>> begin Supplied records
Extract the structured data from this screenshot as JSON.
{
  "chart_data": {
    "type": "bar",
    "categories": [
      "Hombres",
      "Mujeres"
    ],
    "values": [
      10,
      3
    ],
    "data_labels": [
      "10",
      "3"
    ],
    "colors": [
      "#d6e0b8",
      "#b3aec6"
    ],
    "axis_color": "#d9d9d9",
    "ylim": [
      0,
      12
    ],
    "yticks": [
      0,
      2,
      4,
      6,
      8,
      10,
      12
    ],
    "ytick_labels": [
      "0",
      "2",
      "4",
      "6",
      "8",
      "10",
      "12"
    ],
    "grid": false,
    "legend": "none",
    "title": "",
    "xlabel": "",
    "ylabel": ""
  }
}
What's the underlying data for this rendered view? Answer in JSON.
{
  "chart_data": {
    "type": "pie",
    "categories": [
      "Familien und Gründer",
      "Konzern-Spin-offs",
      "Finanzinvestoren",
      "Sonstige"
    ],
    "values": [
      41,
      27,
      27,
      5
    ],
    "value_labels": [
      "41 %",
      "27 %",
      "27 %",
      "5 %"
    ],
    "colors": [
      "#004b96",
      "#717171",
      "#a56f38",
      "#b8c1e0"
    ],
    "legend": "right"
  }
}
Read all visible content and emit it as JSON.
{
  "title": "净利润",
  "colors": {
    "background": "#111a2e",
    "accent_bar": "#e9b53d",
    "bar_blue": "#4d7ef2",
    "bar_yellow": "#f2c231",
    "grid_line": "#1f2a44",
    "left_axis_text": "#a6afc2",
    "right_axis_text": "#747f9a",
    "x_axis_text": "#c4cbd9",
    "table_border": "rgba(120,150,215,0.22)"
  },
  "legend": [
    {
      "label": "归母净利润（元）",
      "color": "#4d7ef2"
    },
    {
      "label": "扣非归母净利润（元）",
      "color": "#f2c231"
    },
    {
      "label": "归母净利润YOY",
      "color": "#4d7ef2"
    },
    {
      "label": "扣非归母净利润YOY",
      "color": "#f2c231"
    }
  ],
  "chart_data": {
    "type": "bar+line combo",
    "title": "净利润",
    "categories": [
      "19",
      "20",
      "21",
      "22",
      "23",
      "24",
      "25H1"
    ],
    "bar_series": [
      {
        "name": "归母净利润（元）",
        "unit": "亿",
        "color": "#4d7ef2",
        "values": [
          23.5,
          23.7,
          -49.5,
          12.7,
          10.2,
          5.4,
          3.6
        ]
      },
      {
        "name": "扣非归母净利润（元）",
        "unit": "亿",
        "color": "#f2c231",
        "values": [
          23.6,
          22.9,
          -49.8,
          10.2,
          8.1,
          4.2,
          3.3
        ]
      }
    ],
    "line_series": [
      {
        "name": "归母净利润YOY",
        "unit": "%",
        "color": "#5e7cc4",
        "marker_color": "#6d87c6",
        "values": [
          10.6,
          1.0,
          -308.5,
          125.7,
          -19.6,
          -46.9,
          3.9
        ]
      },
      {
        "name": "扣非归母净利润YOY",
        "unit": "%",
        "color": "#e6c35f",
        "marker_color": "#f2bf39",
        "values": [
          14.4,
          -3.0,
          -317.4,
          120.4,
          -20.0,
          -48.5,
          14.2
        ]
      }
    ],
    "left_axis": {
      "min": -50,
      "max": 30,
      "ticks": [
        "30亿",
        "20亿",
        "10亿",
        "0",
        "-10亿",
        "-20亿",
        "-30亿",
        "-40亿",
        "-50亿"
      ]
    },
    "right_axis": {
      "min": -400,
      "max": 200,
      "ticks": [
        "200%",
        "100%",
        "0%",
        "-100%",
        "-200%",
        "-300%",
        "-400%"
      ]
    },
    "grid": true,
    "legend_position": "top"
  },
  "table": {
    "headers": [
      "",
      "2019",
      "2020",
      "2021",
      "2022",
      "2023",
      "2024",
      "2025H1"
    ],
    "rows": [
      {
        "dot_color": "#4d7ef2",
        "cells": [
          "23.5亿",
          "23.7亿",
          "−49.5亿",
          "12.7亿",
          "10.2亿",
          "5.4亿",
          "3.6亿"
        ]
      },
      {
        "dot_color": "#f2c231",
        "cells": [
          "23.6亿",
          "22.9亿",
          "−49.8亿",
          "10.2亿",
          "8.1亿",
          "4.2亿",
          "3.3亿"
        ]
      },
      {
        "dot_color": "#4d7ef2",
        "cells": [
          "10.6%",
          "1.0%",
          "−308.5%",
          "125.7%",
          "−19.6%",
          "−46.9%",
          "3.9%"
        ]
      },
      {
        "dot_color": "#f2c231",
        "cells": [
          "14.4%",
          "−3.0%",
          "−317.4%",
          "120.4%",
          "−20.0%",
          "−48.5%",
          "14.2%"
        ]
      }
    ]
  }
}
>> end Supplied records
■ Problem description: Every record above needs to be repeated word for word.

■ Finished exercise:
Extract the structured data from this screenshot as JSON.
{
  "chart_data": {
    "type": "bar",
    "categories": [
      "Hombres",
      "Mujeres"
    ],
    "values": [
      10,
      3
    ],
    "data_labels": [
      "10",
      "3"
    ],
    "colors": [
      "#d6e0b8",
      "#b3aec6"
    ],
    "axis_color": "#d9d9d9",
    "ylim": [
      0,
      12
    ],
    "yticks": [
      0,
      2,
      4,
      6,
      8,
      10,
      12
    ],
    "ytick_labels": [
      "0",
      "2",
      "4",
      "6",
      "8",
      "10",
      "12"
    ],
    "grid": false,
    "legend": "none",
    "title": "",
    "xlabel": "",
    "ylabel": ""
  }
}
What's the underlying data for this rendered view? Answer in JSON.
{
  "chart_data": {
    "type": "pie",
    "categories": [
      "Familien und Gründer",
      "Konzern-Spin-offs",
      "Finanzinvestoren",
      "Sonstige"
    ],
    "values": [
      41,
      27,
      27,
      5
    ],
    "value_labels": [
      "41 %",
      "27 %",
      "27 %",
      "5 %"
    ],
    "colors": [
      "#004b96",
      "#717171",
      "#a56f38",
      "#b8c1e0"
    ],
    "legend": "right"
  }
}
Read all visible content and emit it as JSON.
{
  "title": "净利润",
  "colors": {
    "background": "#111a2e",
    "accent_bar": "#e9b53d",
    "bar_blue": "#4d7ef2",
    "bar_yellow": "#f2c231",
    "grid_line": "#1f2a44",
    "left_axis_text": "#a6afc2",
    "right_axis_text": "#747f9a",
    "x_axis_text": "#c4cbd9",
    "table_border": "rgba(120,150,215,0.22)"
  },
  "legend": [
    {
      "label": "归母净利润（元）",
      "color": "#4d7ef2"
    },
    {
      "label": "扣非归母净利润（元）",
      "color": "#f2c231"
    },
    {
      "label": "归母净利润YOY",
      "color": "#4d7ef2"
    },
    {
      "label": "扣非归母净利润YOY",
      "color": "#f2c231"
    }
  ],
  "chart_data": {
    "type": "bar+line combo",
    "title": "净利润",
    "categories": [
      "19",
      "20",
      "21",
      "22",
      "23",
      "24",
      "25H1"
    ],
    "bar_series": [
      {
        "name": "归母净利润（元）",
        "unit": "亿",
        "color": "#4d7ef2",
        "values": [
          23.5,
          23.7,
          -49.5,
          12.7,
          10.2,
          5.4,
          3.6
        ]
      },
      {
        "name": "扣非归母净利润（元）",
        "unit": "亿",
        "color": "#f2c231",
        "values": [
          23.6,
          22.9,
          -49.8,
          10.2,
          8.1,
          4.2,
          3.3
        ]
      }
    ],
    "line_series": [
      {
        "name": "归母净利润YOY",
        "unit": "%",
        "color": "#5e7cc4",
        "marker_color": "#6d87c6",
        "values": [
          10.6,
          1.0,
          -308.5,
          125.7,
          -19.6,
          -46.9,
          3.9
        ]
      },
      {
        "name": "扣非归母净利润YOY",
        "unit": "%",
        "color": "#e6c35f",
        "marker_color": "#f2bf39",
        "values": [
          14.4,
          -3.0,
          -317.4,
          120.4,
          -20.0,
          -48.5,
          14.2
        ]
      }
    ],
    "left_axis": {
      "min": -50,
      "max": 30,
      "ticks": [
        "30亿",
        "20亿",
        "10亿",
        "0",
        "-10亿",
        "-20亿",
        "-30亿",
        "-40亿",
        "-50亿"
      ]
    },
    "right_axis": {
      "min": -400,
      "max": 200,
      "ticks": [
        "200%",
        "100%",
        "0%",
        "-100%",
        "-200%",
        "-300%",
        "-400%"
      ]
    },
    "grid": true,
    "legend_position": "top"
  },
  "table": {
    "headers": [
      "",
      "2019",
      "2020",
      "2021",
      "2022",
      "2023",
      "2024",
      "2025H1"
    ],
    "rows": [
      {
        "dot_color": "#4d7ef2",
        "cells": [
          "23.5亿",
          "23.7亿",
          "−49.5亿",
          "12.7亿",
          "10.2亿",
          "5.4亿",
          "3.6亿"
        ]
      },
      {
        "dot_color": "#f2c231",
        "cells": [
          "23.6亿",
          "22.9亿",
          "−49.8亿",
          "10.2亿",
          "8.1亿",
          "4.2亿",
          "3.3亿"
        ]
      },
      {
        "dot_color": "#4d7ef2",
        "cells": [
          "10.6%",
          "1.0%",
          "−308.5%",
          "125.7%",
          "−19.6%",
          "−46.9%",
          "3.9%"
        ]
      },
      {
        "dot_color": "#f2c231",
        "cells": [
          "14.4%",
          "−3.0%",
          "−317.4%",
          "120.4%",
          "−20.0%",
          "−48.5%",
          "14.2%"
        ]
      }
    ]
  }
}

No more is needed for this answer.